++++ Information supplied

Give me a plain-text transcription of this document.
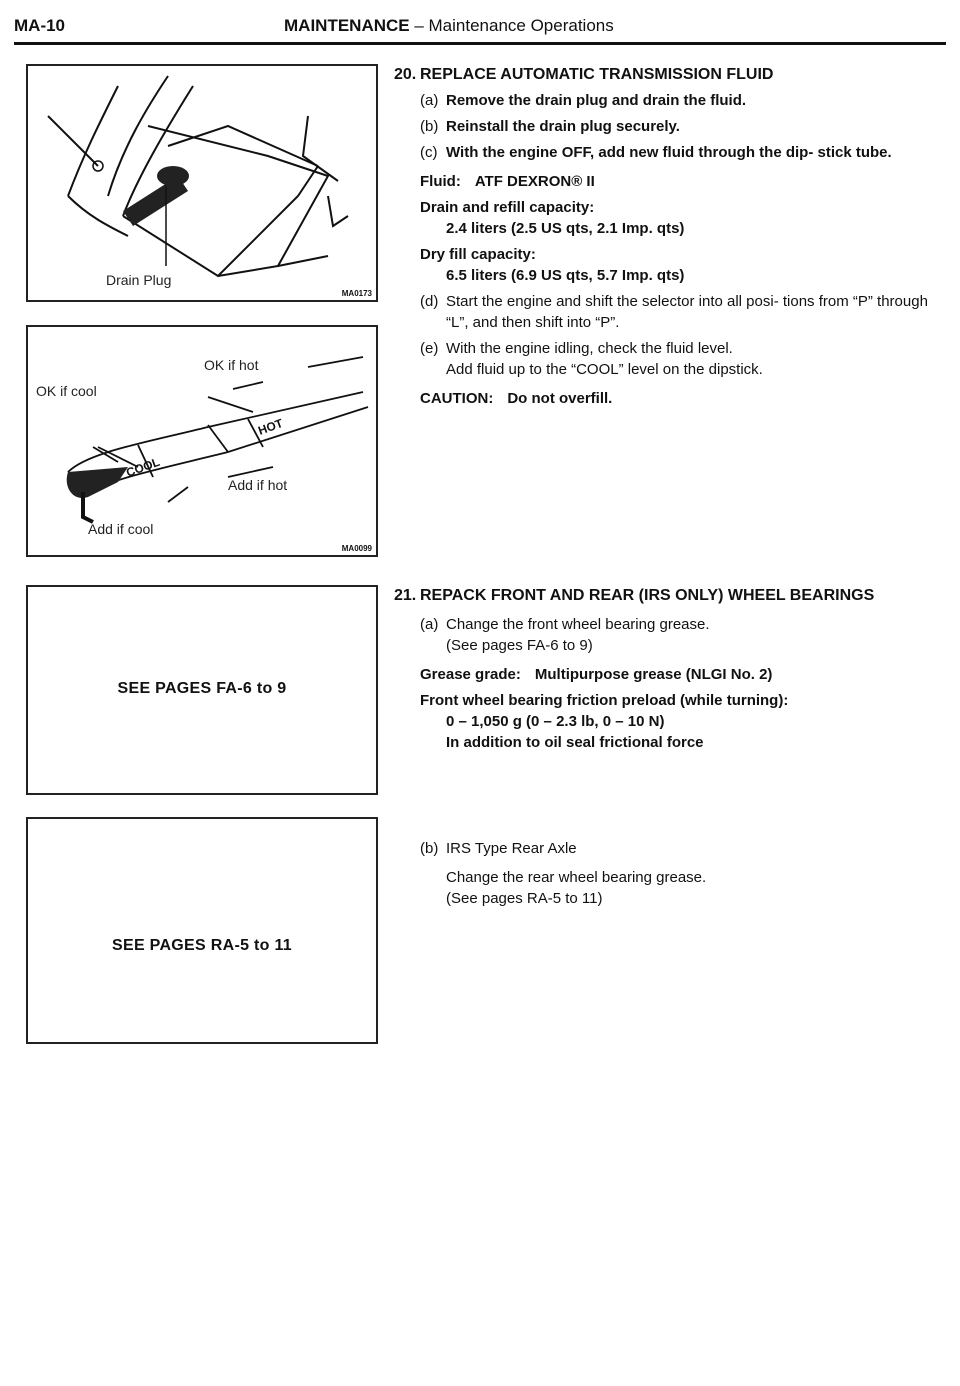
MA-10	MAINTENANCE – Maintenance Operations
Drain Plug
MA0173
HOT
COOL
OK if hot
OK if cool
Add if hot
Add if cool
MA0099
SEE PAGES FA-6 to 9
SEE PAGES RA-5 to 11
20. REPLACE AUTOMATIC TRANSMISSION FLUID
(a) Remove the drain plug and drain the fluid.
(b) Reinstall the drain plug securely.
(c) With the engine OFF, add new fluid through the dip- stick tube.
Fluid: ATF DEXRON® II
Drain and refill capacity:
2.4 liters (2.5 US qts, 2.1 Imp. qts)
Dry fill capacity:
6.5 liters (6.9 US qts, 5.7 Imp. qts)
(d) Start the engine and shift the selector into all posi- tions from “P” through “L”, and then shift into “P”.
(e) With the engine idling, check the fluid level.
Add fluid up to the “COOL” level on the dipstick.
CAUTION: Do not overfill.
21. REPACK FRONT AND REAR (IRS ONLY) WHEEL BEARINGS
(a) Change the front wheel bearing grease.
(See pages FA-6 to 9)
Grease grade: Multipurpose grease (NLGI No. 2)
Front wheel bearing friction preload (while turning):
0 – 1,050 g (0 – 2.3 lb, 0 – 10 N)
In addition to oil seal frictional force
(b) IRS Type Rear Axle
Change the rear wheel bearing grease.
(See pages RA-5 to 11)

++++++++

__Stated task__. Make an exact copy of all the material, but keep the pictures out of it.

__Solution__.
Give me a plain-text transcription of this document.
MA-10	MAINTENANCE – Maintenance Operations
Drain Plug
MA0173
HOT
COOL
OK if hot
OK if cool
Add if hot
Add if cool
MA0099
SEE PAGES FA-6 to 9
SEE PAGES RA-5 to 11
20. REPLACE AUTOMATIC TRANSMISSION FLUID
(a) Remove the drain plug and drain the fluid.
(b) Reinstall the drain plug securely.
(c) With the engine OFF, add new fluid through the dip- stick tube.
Fluid: ATF DEXRON® II
Drain and refill capacity:
2.4 liters (2.5 US qts, 2.1 Imp. qts)
Dry fill capacity:
6.5 liters (6.9 US qts, 5.7 Imp. qts)
(d) Start the engine and shift the selector into all posi- tions from “P” through “L”, and then shift into “P”.
(e) With the engine idling, check the fluid level.
Add fluid up to the “COOL” level on the dipstick.
CAUTION: Do not overfill.
21. REPACK FRONT AND REAR (IRS ONLY) WHEEL BEARINGS
(a) Change the front wheel bearing grease.
(See pages FA-6 to 9)
Grease grade: Multipurpose grease (NLGI No. 2)
Front wheel bearing friction preload (while turning):
0 – 1,050 g (0 – 2.3 lb, 0 – 10 N)
In addition to oil seal frictional force
(b) IRS Type Rear Axle
Change the rear wheel bearing grease.
(See pages RA-5 to 11)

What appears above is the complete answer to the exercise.